Go through the entries below and copy each line containing the word "GEFS".

Chart and figure data:
+++++
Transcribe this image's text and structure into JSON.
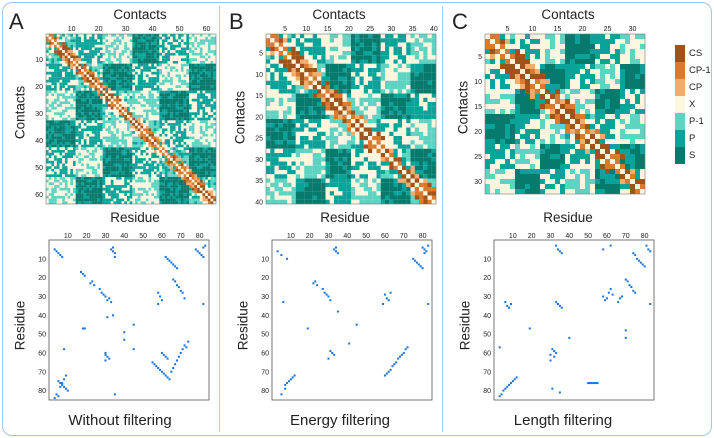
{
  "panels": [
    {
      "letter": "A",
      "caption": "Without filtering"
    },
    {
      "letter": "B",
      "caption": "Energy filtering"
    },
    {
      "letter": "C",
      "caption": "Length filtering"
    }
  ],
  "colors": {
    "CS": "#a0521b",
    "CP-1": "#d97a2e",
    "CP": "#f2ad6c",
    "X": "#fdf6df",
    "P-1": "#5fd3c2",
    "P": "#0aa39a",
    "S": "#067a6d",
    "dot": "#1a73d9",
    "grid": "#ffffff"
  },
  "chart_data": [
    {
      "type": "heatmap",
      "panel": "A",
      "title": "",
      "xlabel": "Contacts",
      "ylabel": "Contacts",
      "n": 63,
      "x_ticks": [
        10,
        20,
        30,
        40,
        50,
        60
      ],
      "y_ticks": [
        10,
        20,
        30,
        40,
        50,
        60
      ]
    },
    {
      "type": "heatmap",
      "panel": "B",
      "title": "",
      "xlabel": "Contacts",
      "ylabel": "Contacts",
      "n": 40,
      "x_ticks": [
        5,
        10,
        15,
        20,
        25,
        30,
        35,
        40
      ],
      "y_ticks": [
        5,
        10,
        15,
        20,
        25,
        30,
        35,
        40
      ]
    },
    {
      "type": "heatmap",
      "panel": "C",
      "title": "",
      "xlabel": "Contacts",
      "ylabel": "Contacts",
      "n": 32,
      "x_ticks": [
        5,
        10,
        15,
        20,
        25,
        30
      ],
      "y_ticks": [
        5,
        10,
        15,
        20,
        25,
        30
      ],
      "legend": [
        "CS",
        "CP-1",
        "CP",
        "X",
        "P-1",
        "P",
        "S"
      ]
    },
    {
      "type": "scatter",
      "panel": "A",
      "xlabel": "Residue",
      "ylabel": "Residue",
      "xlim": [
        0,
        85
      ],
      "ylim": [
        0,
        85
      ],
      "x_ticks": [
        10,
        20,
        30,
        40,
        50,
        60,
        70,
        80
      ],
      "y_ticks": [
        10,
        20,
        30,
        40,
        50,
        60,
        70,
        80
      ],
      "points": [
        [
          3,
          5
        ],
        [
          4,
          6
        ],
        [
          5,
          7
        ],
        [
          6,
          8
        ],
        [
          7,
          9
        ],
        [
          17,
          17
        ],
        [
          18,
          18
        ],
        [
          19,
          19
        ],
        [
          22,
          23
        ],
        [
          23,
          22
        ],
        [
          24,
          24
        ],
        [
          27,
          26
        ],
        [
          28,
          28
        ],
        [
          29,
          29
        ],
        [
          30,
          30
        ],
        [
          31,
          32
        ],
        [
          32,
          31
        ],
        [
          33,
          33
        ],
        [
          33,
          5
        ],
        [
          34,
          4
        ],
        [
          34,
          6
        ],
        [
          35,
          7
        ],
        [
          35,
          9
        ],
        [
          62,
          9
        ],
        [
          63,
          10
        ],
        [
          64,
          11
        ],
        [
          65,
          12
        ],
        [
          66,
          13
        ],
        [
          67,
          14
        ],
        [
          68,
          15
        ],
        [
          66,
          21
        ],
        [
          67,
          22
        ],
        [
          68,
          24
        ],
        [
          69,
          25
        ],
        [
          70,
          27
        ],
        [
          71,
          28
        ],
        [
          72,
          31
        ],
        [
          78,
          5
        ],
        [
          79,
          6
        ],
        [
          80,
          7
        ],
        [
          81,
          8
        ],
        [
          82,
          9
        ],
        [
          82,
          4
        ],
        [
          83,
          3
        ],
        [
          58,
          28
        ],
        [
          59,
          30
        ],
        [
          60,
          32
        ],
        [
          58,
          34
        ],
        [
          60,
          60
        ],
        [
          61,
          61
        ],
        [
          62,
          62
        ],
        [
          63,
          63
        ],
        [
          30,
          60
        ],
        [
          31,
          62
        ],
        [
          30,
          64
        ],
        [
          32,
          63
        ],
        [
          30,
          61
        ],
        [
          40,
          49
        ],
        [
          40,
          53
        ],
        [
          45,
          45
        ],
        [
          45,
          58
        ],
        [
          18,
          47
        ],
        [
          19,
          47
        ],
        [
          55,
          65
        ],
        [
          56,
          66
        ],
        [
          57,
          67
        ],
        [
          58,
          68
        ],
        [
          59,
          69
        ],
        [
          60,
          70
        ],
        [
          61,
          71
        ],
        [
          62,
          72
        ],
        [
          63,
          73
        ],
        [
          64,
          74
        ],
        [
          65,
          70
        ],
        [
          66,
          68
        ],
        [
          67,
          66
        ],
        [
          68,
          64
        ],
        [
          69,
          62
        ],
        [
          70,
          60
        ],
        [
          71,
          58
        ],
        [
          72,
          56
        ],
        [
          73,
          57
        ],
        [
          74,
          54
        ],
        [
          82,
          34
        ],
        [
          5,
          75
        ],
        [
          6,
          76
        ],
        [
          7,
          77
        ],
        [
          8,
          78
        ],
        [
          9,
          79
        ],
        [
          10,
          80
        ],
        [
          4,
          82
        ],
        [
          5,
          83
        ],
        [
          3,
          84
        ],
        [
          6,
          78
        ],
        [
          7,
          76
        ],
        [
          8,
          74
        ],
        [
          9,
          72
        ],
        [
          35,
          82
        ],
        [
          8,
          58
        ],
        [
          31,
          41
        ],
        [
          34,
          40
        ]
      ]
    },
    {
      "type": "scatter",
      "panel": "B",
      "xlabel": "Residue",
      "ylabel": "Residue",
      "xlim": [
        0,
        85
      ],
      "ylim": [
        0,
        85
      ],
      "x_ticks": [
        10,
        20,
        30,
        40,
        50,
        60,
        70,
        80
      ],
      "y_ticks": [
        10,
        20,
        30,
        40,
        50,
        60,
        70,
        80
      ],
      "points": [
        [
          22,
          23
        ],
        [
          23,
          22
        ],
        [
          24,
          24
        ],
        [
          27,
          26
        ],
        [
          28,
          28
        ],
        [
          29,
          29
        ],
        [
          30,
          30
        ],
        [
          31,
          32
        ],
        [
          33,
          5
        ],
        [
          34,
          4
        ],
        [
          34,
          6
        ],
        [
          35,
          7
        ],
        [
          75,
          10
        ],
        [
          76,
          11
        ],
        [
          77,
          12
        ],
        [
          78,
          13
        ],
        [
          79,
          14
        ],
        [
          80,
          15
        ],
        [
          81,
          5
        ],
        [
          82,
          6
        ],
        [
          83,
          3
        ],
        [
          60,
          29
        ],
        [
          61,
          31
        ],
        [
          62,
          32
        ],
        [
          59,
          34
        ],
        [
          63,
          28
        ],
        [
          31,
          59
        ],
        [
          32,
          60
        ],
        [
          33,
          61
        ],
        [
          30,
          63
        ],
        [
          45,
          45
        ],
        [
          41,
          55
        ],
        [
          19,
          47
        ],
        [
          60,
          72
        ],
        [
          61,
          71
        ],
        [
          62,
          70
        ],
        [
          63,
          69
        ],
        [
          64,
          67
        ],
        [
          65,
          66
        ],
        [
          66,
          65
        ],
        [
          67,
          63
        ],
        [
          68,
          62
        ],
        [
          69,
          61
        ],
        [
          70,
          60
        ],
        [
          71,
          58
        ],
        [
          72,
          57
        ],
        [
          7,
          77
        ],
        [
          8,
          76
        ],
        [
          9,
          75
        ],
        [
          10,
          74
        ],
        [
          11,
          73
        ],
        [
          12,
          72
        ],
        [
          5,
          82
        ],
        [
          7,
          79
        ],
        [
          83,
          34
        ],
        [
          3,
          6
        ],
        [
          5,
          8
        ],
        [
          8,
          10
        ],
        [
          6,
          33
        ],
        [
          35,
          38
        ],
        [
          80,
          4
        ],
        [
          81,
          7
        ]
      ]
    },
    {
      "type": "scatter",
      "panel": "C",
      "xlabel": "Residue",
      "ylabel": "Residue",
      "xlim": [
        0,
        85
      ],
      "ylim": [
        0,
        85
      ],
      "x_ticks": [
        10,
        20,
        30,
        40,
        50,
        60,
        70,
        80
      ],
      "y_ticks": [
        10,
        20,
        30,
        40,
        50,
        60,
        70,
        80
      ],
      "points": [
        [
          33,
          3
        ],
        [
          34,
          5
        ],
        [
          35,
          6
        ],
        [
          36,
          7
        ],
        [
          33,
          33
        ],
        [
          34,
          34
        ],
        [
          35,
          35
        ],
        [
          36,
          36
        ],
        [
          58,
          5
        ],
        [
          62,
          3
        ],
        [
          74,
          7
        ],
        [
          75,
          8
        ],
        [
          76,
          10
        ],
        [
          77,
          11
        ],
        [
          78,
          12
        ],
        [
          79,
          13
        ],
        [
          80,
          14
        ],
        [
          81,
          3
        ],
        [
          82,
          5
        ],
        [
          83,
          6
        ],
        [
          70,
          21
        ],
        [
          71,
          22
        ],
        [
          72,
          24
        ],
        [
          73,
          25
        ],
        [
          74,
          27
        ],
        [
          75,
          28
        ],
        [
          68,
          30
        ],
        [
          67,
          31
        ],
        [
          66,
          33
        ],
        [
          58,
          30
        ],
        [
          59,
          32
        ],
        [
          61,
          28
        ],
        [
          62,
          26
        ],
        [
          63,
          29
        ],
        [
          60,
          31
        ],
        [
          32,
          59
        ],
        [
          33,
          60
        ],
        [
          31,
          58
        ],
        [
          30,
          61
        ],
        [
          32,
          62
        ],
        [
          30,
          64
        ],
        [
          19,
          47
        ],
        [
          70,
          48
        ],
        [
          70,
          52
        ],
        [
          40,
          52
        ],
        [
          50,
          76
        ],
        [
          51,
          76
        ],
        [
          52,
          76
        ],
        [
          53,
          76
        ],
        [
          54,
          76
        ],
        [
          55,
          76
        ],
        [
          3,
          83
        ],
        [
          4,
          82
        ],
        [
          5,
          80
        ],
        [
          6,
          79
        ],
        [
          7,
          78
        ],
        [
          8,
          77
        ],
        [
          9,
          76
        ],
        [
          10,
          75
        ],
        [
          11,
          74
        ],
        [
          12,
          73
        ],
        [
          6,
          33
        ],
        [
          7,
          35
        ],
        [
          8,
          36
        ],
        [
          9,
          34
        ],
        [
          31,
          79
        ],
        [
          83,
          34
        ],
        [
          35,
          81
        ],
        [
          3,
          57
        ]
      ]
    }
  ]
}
+++++
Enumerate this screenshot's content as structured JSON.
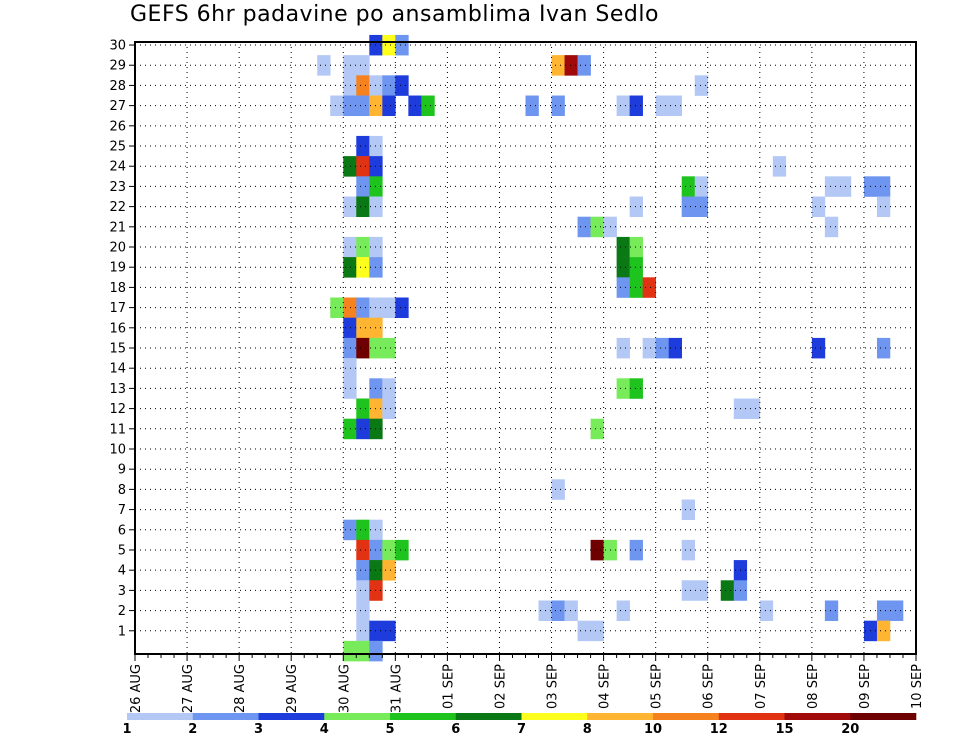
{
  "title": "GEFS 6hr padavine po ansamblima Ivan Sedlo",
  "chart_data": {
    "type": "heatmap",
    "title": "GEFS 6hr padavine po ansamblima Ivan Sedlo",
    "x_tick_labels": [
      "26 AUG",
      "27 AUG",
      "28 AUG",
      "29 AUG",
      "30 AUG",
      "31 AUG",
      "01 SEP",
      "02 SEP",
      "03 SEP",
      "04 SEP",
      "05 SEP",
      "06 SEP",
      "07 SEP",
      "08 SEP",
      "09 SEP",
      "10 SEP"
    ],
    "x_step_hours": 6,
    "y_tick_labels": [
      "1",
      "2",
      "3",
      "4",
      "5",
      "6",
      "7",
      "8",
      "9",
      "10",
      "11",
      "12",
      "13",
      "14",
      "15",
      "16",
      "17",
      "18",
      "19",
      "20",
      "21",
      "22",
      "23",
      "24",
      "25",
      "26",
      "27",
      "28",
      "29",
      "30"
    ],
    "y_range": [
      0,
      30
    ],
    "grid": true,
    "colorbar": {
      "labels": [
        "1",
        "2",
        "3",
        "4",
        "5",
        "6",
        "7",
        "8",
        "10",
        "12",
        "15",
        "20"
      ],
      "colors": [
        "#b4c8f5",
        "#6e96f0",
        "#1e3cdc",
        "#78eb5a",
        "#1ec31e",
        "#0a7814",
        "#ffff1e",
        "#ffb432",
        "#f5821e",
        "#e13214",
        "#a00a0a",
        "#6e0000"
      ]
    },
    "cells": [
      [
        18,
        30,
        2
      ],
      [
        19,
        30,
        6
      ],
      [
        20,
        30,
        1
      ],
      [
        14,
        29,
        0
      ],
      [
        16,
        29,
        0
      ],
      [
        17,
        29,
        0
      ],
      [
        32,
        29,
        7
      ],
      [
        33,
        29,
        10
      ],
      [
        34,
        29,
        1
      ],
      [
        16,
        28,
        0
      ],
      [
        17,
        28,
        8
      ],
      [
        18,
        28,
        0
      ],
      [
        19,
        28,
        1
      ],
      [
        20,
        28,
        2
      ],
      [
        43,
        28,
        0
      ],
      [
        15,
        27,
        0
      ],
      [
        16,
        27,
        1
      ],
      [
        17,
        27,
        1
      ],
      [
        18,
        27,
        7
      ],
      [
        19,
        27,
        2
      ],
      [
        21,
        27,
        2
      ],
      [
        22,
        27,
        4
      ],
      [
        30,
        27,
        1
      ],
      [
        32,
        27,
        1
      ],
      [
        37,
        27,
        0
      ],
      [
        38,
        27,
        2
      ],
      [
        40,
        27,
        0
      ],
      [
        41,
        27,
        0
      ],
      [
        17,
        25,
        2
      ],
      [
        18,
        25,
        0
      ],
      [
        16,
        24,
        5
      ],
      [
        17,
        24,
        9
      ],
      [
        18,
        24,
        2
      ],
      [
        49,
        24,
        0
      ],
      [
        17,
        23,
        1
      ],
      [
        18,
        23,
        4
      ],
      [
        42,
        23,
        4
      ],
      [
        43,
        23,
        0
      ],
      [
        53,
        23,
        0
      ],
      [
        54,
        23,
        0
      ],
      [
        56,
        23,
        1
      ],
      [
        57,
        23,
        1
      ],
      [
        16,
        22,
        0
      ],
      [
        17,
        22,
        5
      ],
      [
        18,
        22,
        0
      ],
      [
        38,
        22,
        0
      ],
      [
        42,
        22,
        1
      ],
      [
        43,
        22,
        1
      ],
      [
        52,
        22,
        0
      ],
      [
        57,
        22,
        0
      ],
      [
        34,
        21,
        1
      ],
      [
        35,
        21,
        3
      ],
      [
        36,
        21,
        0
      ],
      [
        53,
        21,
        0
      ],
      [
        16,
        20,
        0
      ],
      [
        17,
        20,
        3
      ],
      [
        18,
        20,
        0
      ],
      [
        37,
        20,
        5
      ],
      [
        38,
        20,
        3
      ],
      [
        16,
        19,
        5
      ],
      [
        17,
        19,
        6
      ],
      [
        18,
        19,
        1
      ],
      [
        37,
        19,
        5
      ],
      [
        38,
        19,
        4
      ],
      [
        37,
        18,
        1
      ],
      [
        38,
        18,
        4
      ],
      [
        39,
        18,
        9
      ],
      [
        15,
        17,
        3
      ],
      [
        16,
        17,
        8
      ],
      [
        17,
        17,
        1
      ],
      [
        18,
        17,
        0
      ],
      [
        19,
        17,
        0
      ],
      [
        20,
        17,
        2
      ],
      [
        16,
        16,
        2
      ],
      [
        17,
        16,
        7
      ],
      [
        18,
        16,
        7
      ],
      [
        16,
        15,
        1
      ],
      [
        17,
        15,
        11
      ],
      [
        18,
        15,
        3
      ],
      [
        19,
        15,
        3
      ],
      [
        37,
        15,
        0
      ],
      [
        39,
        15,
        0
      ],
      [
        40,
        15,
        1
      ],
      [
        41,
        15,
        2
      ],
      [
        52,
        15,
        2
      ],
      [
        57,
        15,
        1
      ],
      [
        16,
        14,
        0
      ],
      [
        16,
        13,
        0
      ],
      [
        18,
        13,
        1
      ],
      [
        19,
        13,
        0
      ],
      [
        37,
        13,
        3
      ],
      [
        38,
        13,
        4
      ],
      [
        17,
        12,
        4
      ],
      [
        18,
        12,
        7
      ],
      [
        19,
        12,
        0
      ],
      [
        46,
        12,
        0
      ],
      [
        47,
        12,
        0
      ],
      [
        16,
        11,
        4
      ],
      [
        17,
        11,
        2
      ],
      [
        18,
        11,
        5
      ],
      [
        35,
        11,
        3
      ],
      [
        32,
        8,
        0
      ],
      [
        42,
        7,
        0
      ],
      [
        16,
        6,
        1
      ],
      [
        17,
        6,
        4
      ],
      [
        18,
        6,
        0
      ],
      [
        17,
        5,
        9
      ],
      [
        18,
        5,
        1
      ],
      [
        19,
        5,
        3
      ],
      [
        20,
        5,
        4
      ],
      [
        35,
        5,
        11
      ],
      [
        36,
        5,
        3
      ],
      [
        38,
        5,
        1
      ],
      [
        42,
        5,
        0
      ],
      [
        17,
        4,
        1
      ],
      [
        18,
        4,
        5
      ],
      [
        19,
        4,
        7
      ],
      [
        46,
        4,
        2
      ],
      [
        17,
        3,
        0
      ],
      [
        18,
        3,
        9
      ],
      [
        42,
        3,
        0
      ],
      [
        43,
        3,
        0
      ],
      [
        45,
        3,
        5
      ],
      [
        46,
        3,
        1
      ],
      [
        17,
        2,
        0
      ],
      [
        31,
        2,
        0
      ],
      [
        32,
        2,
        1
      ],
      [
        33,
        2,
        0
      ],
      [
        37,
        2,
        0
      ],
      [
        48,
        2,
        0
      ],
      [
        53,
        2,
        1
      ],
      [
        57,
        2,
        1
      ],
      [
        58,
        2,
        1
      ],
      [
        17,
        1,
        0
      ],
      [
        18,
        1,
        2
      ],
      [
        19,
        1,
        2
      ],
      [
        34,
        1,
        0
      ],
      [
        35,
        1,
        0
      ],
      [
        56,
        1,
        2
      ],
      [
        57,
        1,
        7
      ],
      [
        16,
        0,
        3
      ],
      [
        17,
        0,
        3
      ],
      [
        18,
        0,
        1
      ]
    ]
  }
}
+++++
The completed task:
  "title": "GEFS 6hr padavine po ansamblima Ivan Sedlo",
    "title": "GEFS 6hr padavine po ansamblima Ivan Sedlo",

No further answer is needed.